Part of a data file

========================================================================

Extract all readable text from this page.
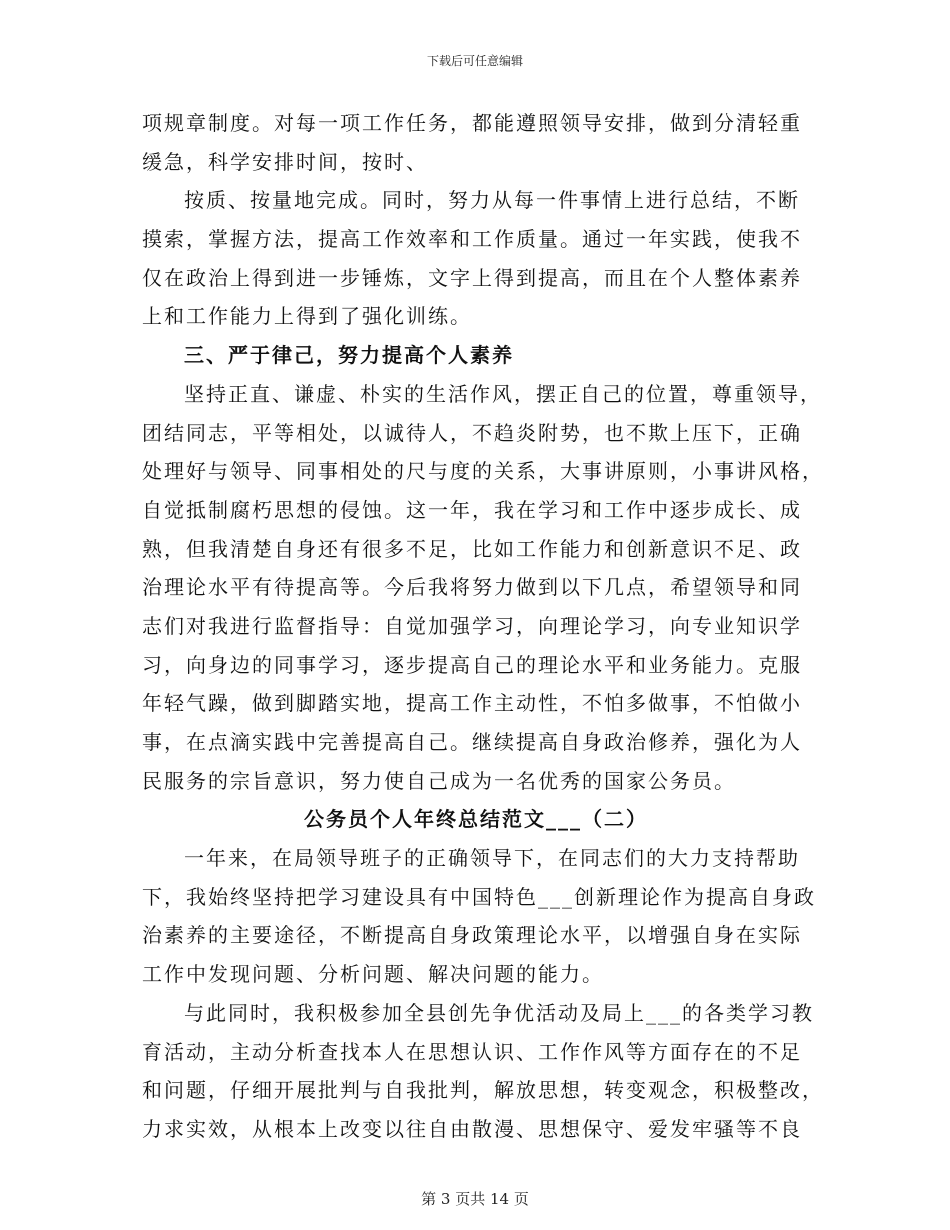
下载后可任意编辑
项规章制度。对每一项工作任务，都能遵照领导安排，做到分清轻重
缓急，科学安排时间，按时、
按质、按量地完成。同时，努力从每一件事情上进行总结，不断
摸索，掌握方法，提高工作效率和工作质量。通过一年实践，使我不
仅在政治上得到进一步锤炼，文字上得到提高，而且在个人整体素养
上和工作能力上得到了强化训练。
三、严于律己，努力提高个人素养
坚持正直、谦虚、朴实的生活作风，摆正自己的位置，尊重领导，
团结同志，平等相处，以诚待人，不趋炎附势，也不欺上压下，正确
处理好与领导、同事相处的尺与度的关系，大事讲原则，小事讲风格，
自觉抵制腐朽思想的侵蚀。这一年，我在学习和工作中逐步成长、成
熟，但我清楚自身还有很多不足，比如工作能力和创新意识不足、政
治理论水平有待提高等。今后我将努力做到以下几点，希望领导和同
志们对我进行监督指导：自觉加强学习，向理论学习，向专业知识学
习，向身边的同事学习，逐步提高自己的理论水平和业务能力。克服
年轻气躁，做到脚踏实地，提高工作主动性，不怕多做事，不怕做小
事，在点滴实践中完善提高自己。继续提高自身政治修养，强化为人
民服务的宗旨意识，努力使自己成为一名优秀的国家公务员。
公务员个人年终总结范文___（二）
一年来，在局领导班子的正确领导下，在同志们的大力支持帮助
下，我始终坚持把学习建设具有中国特色___创新理论作为提高自身政
治素养的主要途径，不断提高自身政策理论水平，以增强自身在实际
工作中发现问题、分析问题、解决问题的能力。
与此同时，我积极参加全县创先争优活动及局上___的各类学习教
育活动，主动分析查找本人在思想认识、工作作风等方面存在的不足
和问题，仔细开展批判与自我批判，解放思想，转变观念，积极整改，
力求实效，从根本上改变以往自由散漫、思想保守、爱发牢骚等不良
第 3 页共 14 页
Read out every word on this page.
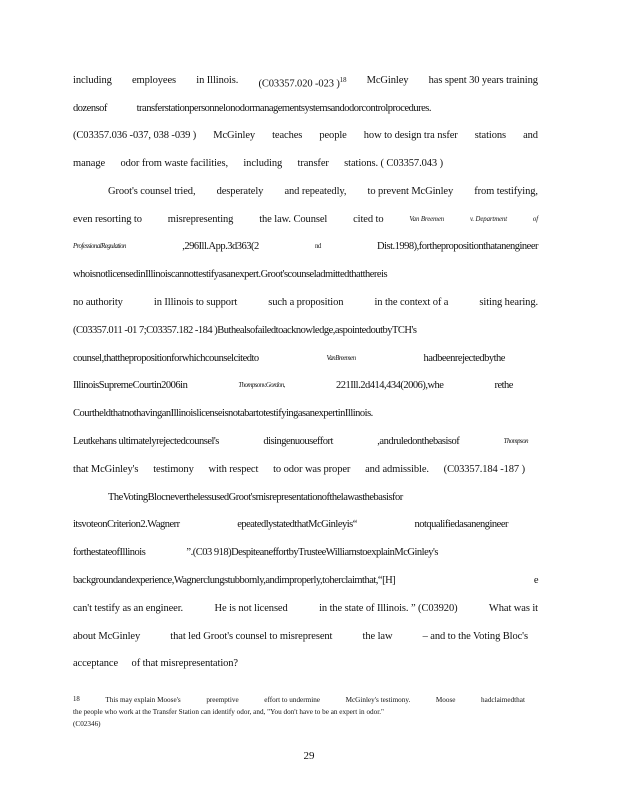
including employees in Illinois. (C03357.020 -023 )$^{18}$ McGinley has spent 30 years training
dozensof	transferstationpersonnelonodormanagementsystemsandodorcontrolprocedures.
(C03357.036 -037, 038 -039 ) McGinley teaches people how to design tra nsfer stations and
manage odor from waste facilities, including transfer stations. ( C03357.043 )
Groot's counsel tried, desperately and repeatedly, to prevent McGinley from testifying,
even resorting to misrepresenting the law. Counsel cited to	Van Breemen	v. Department	of
ProfessionalRegulation	,296Ill.App.3d363(2	nd	Dist.1998),forthepropositionthatanengineer
whoisnotlicensedinIllinoiscannottestifyasanexpert.Groot'scounseladmittedthatthereis
no authority	in Illinois to support	such a proposition	in the context of a	siting hearing.
(C03357.011 -01 7;C03357.182 -184 )Buthealsofailedtoacknowledge,aspointedoutbyTCH's
counsel,thatthepropositionforwhichcounselcitedto	VanBreemen	hadbeenrejectedbythe
IllinoisSupremeCourtin2006in	Thompsonv.Gordon,	221Ill.2d414,434(2006),whe	rethe
CourtheldthatnothavinganIllinoislicenseisnotabartotestifyingasanexpertinIllinois.
Leutkehans ultimatelyrejectedcounsel's	disingenuouseffort	,andruledonthebasisof	Thompson
that McGinley's testimony with respect to odor was proper and admissible. (C03357.184 -187 )
TheVotingBlocneverthelessusedGroot'smisrepresentationofthelawasthebasisfor
itsvoteonCriterion2.Wagnerr	epeatedlystatedthatMcGinleyis“	notqualifiedasanengineer
forthestateofIllinois	”.(C03 918)DespiteaneffortbyTrusteeWilliamstoexplainMcGinley's
backgroundandexperience,Wagnerclungstubbornly,andimproperly,toherclaimthat,“[H]	e
can't testify as an engineer.	He is not licensed	in the state of Illinois. ” (C03920)	What was it
about McGinley	that led Groot's counsel to misrepresent	the law	– and to the Voting Bloc's
acceptance of that misrepresentation?
18	This may explain Moose's	preemptive	effort to undermine	McGinley's testimony.	Moose	hadclaimedthat
the people who work at the Transfer Station can identify odor, and, "You don't have to be an expert in odor."
(C02346)
29
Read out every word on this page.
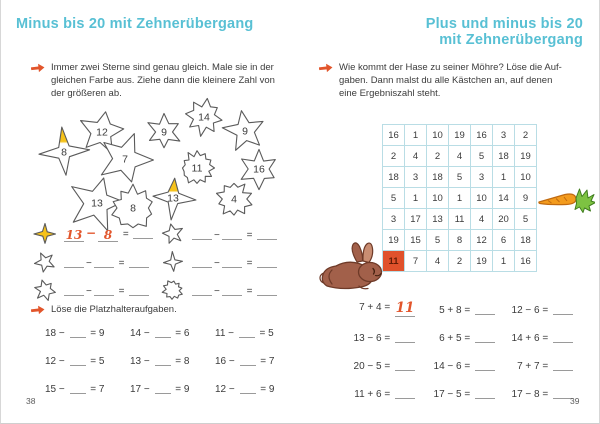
Minus bis 20 mit Zehnerübergang	Plus und minus bis 20
mit Zehnerübergang
Immer zwei Sterne sind genau gleich. Male sie in der
gleichen Farbe aus. Ziehe dann die kleinere Zahl von
der größeren ab.
12
8
7
9
14
9
11	16
13	8
13	4
13 − 8 =	− =
− =	− =
− =	− =
Löse die Platzhalteraufgaben.
18 −  = 9	14 −  = 6	11 −  = 5
12 −  = 5	13 −  = 8	16 −  = 7
15 −  = 7	17 −  = 9	12 −  = 9
38
Wie kommt der Hase zu seiner Möhre? Löse die Auf-
gaben. Dann malst du alle Kästchen an, auf denen
eine Ergebniszahl steht.
16	1	10	19	16	3	2
2	4	2	4	5	18	19
18	3	18	5	3	1	10
5	1	10	1	10	14	9
3	17	13	11	4	20	5
19	15	5	8	12	6	18
11	7	4	2	19	1	16
7 + 4 = 11	5 + 8 =	12 − 6 =
13 − 6 =	6 + 5 =	14 + 6 =
20 − 5 =	14 − 6 =	7 + 7 =
11 + 6 =	17 − 5 =	17 − 8 =
39
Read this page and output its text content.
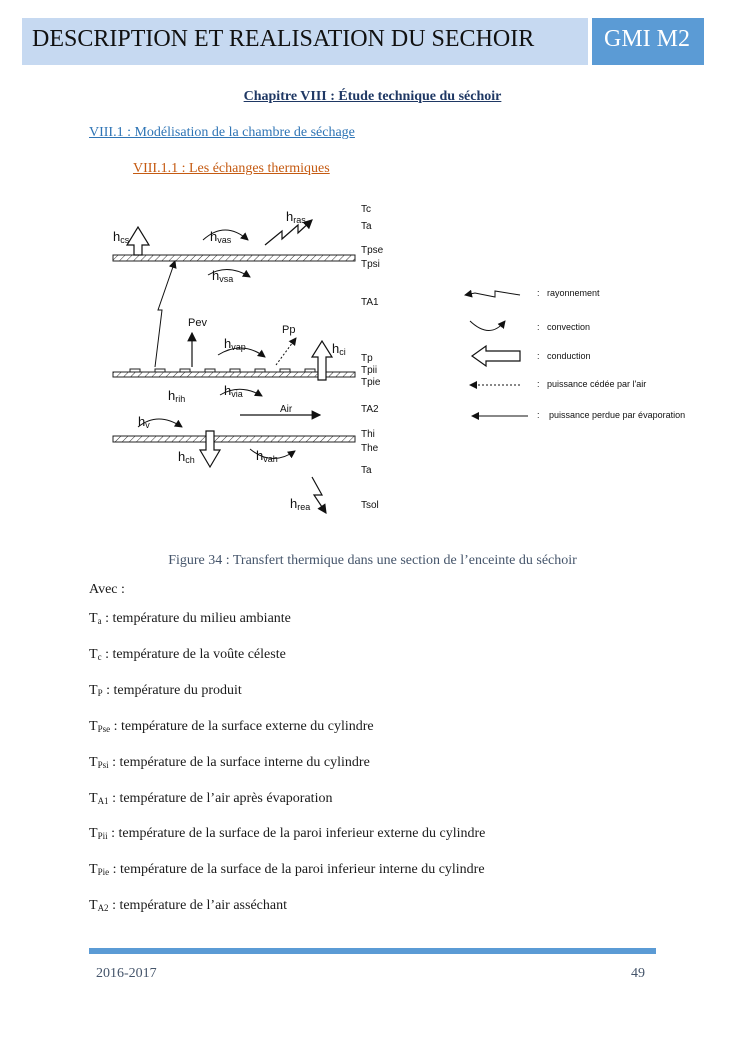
DESCRIPTION ET REALISATION DU SECHOIR	GMI M2
Chapitre VIII : Étude technique du séchoir
VIII.1 : Modélisation de la chambre de séchage
VIII.1.1 : Les échanges thermiques
hcs	hvas
hras
hvsa
hrih
Pev
hvap
Pp
hci
hvia
Air
hv
hch	hvah
hrea
Tc
Ta
Tpse
Tpsi
TA1
Tp
Tpii
Tpie
TA2
Thi
The
Ta
Tsol
: rayonnement
: convection
: conduction
: puissance cédée par l'air
: puissance perdue par évaporation
Figure 34 : Transfert thermique dans une section de l’enceinte du séchoir
Avec :
$T_a$ : température du milieu ambiante
$T_c$ : température de la voûte céleste
$T_P$ : température du produit
$T_{Pse}$ : température de la surface externe du cylindre
$T_{Psi}$ : température de la surface interne du cylindre
$T_{A1}$ : température de l’air après évaporation
$T_{Pii}$ : température de la surface de la paroi inferieur externe du cylindre
$T_{Pie}$ : température de la surface de la paroi inferieur interne du cylindre
$T_{A2}$ : température de l’air asséchant
2016-2017	49
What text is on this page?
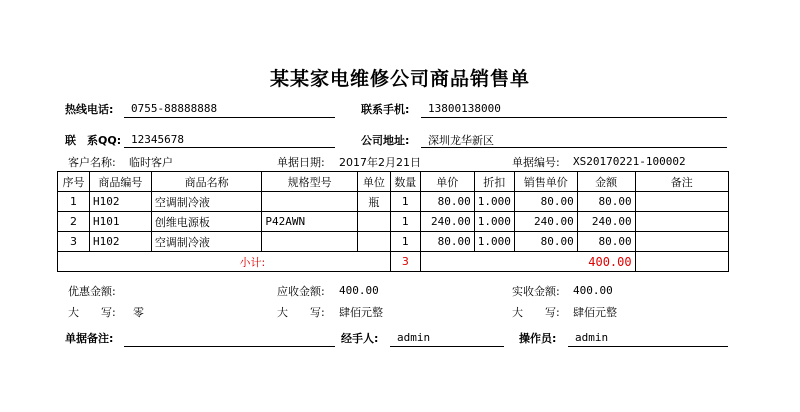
某某家电维修公司商品销售单
热线电话: 0755-88888888	联系手机: 13800138000
联　系QQ: 12345678	公司地址: 深圳龙华新区
客户名称: 临时客户	单据日期: 2017年2月21日	单据编号: XS20170221-100002
序号	商品编号	商品名称	规格型号	单位	数量	单价	折扣	销售单价	金额	备注
1	H102	空调制冷液		瓶	1	80.00	1.000	80.00	80.00	
2	H101	创维电源板	P42AWN		1	240.00	1.000	240.00	240.00	
3	H102	空调制冷液			1	80.00	1.000	80.00	80.00	
小计:					3	400.00				
优惠金额:	应收金额: 400.00	实收金额: 400.00
大　　写: 零	大　　写: 肆佰元整	大　　写: 肆佰元整
单据备注:	经手人: admin	操作员: admin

========================================================================

• _Exercise directions_:
Your task is to gather every line with the word "people" and copy it.

• _Answer for the task_:
(C03357.036 -037, 038 -039 ) McGinley teaches people how to design tra nsfer stations and
the people who work at the Transfer Station can identify odor, and, "You don't have to be an expert in odor."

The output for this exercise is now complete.